▸ **What is asked**
Copy the records below line for line without changing anything, and leave the pictures out of your copy.

--- begin The input ---

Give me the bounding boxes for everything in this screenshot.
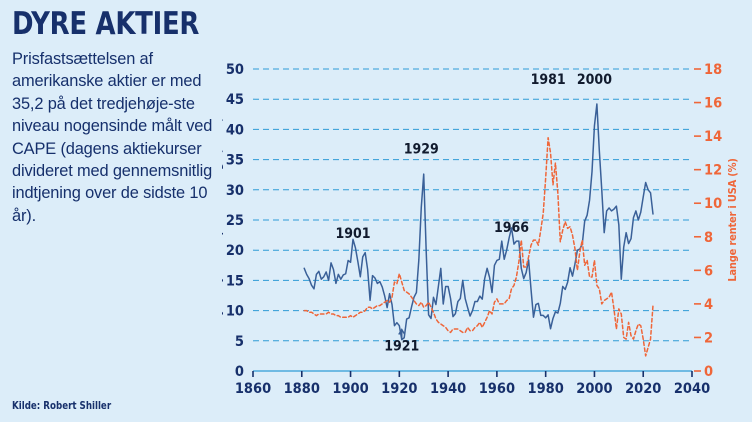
gridlines-group: [253, 69, 692, 371]
editorial-column: DYRE AKTIER Prisfastsættelsen af amerika…: [12, 8, 224, 414]
standfirst-text: Prisfastsættelsen af amerikanske aktier …: [12, 48, 218, 227]
chart-annotation: 1921: [384, 338, 419, 354]
right-axis-title: Lange renter i USA (%): [726, 158, 739, 281]
dual-axis-line-chart: 1860188019001920194019601980200020202040…: [222, 0, 752, 422]
x-tick-label: 1860: [235, 381, 271, 397]
left-axis-title: Cyklisk justeret price-earnings (CAPE): [222, 117, 224, 322]
y-tick-label-left: 30: [226, 183, 244, 199]
y-tick-label-left: 45: [226, 92, 244, 108]
tick-labels-group: 1860188019001920194019601980200020202040…: [226, 62, 722, 397]
y-tick-label-left: 5: [235, 334, 244, 350]
y-tick-label-right: 8: [704, 230, 713, 246]
infographic-root: DYRE AKTIER Prisfastsættelsen af amerika…: [0, 0, 752, 422]
x-tick-label: 1940: [430, 381, 466, 397]
chart-container: 1860188019001920194019601980200020202040…: [222, 0, 752, 422]
chart-annotation: 2000: [577, 72, 612, 88]
x-tick-label: 2040: [674, 381, 710, 397]
chart-annotation: 1901: [335, 226, 370, 242]
chart-annotation: 1966: [494, 220, 529, 236]
y-tick-label-left: 50: [226, 62, 244, 78]
y-tick-label-right: 18: [704, 62, 722, 78]
y-tick-label-right: 14: [704, 129, 722, 145]
source-credit: Kilde: Robert Shiller: [12, 400, 111, 412]
y-tick-label-right: 10: [704, 196, 722, 212]
chart-annotation: 1981: [531, 72, 566, 88]
x-tick-label: 1880: [284, 381, 320, 397]
axis-titles-group: Cyklisk justeret price-earnings (CAPE)La…: [222, 117, 739, 322]
y-tick-label-left: 10: [226, 304, 244, 320]
y-tick-label-right: 0: [704, 364, 713, 380]
y-tick-label-right: 12: [704, 163, 722, 179]
series-line-1: [304, 104, 653, 340]
x-tick-label: 2000: [576, 381, 612, 397]
y-tick-label-left: 25: [226, 213, 244, 229]
y-tick-label-left: 15: [226, 273, 244, 289]
y-tick-label-right: 4: [704, 297, 713, 313]
x-tick-label: 1920: [381, 381, 417, 397]
y-tick-label-right: 6: [704, 263, 713, 279]
y-tick-label-right: 2: [704, 330, 713, 346]
x-tick-label: 1960: [479, 381, 515, 397]
annotations-group: 190119291921196619812000: [335, 72, 612, 354]
y-tick-label-right: 16: [704, 96, 722, 112]
y-tick-label-left: 20: [226, 243, 244, 259]
x-tick-label: 1900: [332, 381, 368, 397]
y-tick-label-left: 0: [235, 364, 244, 380]
x-tick-label: 2020: [625, 381, 661, 397]
axes-group: [253, 69, 701, 377]
y-tick-label-left: 35: [226, 153, 244, 169]
y-tick-label-left: 40: [226, 122, 244, 138]
page-title: DYRE AKTIER: [12, 8, 209, 40]
chart-annotation: 1929: [404, 142, 439, 158]
x-tick-label: 1980: [528, 381, 564, 397]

--- end The input ---

▸ **Complete output**
Give me the bounding boxes for everything in this screenshot.
gridlines-group: [253, 69, 692, 371]
editorial-column: DYRE AKTIER Prisfastsættelsen af amerika…: [12, 8, 224, 414]
standfirst-text: Prisfastsættelsen af amerikanske aktier …: [12, 48, 218, 227]
chart-annotation: 1921: [384, 338, 419, 354]
right-axis-title: Lange renter i USA (%): [726, 158, 739, 281]
dual-axis-line-chart: 1860188019001920194019601980200020202040…: [222, 0, 752, 422]
x-tick-label: 1860: [235, 381, 271, 397]
left-axis-title: Cyklisk justeret price-earnings (CAPE): [222, 117, 224, 322]
y-tick-label-left: 30: [226, 183, 244, 199]
y-tick-label-left: 45: [226, 92, 244, 108]
tick-labels-group: 1860188019001920194019601980200020202040…: [226, 62, 722, 397]
y-tick-label-left: 5: [235, 334, 244, 350]
y-tick-label-right: 8: [704, 230, 713, 246]
infographic-root: DYRE AKTIER Prisfastsættelsen af amerika…: [0, 0, 752, 422]
x-tick-label: 1940: [430, 381, 466, 397]
chart-container: 1860188019001920194019601980200020202040…: [222, 0, 752, 422]
chart-annotation: 2000: [577, 72, 612, 88]
x-tick-label: 2040: [674, 381, 710, 397]
chart-annotation: 1901: [335, 226, 370, 242]
chart-annotation: 1966: [494, 220, 529, 236]
y-tick-label-left: 50: [226, 62, 244, 78]
y-tick-label-right: 18: [704, 62, 722, 78]
y-tick-label-right: 14: [704, 129, 722, 145]
source-credit: Kilde: Robert Shiller: [12, 400, 111, 412]
y-tick-label-right: 10: [704, 196, 722, 212]
chart-annotation: 1981: [531, 72, 566, 88]
x-tick-label: 1880: [284, 381, 320, 397]
axis-titles-group: Cyklisk justeret price-earnings (CAPE)La…: [222, 117, 739, 322]
y-tick-label-left: 10: [226, 304, 244, 320]
y-tick-label-right: 0: [704, 364, 713, 380]
y-tick-label-right: 12: [704, 163, 722, 179]
series-line-1: [304, 104, 653, 340]
x-tick-label: 2000: [576, 381, 612, 397]
y-tick-label-left: 25: [226, 213, 244, 229]
y-tick-label-left: 15: [226, 273, 244, 289]
y-tick-label-right: 4: [704, 297, 713, 313]
x-tick-label: 1920: [381, 381, 417, 397]
y-tick-label-right: 6: [704, 263, 713, 279]
y-tick-label-right: 2: [704, 330, 713, 346]
x-tick-label: 1960: [479, 381, 515, 397]
annotations-group: 190119291921196619812000: [335, 72, 612, 354]
y-tick-label-right: 16: [704, 96, 722, 112]
y-tick-label-left: 20: [226, 243, 244, 259]
x-tick-label: 1900: [332, 381, 368, 397]
y-tick-label-left: 0: [235, 364, 244, 380]
x-tick-label: 2020: [625, 381, 661, 397]
axes-group: [253, 69, 701, 377]
y-tick-label-left: 35: [226, 153, 244, 169]
y-tick-label-left: 40: [226, 122, 244, 138]
page-title: DYRE AKTIER: [12, 8, 209, 40]
chart-annotation: 1929: [404, 142, 439, 158]
x-tick-label: 1980: [528, 381, 564, 397]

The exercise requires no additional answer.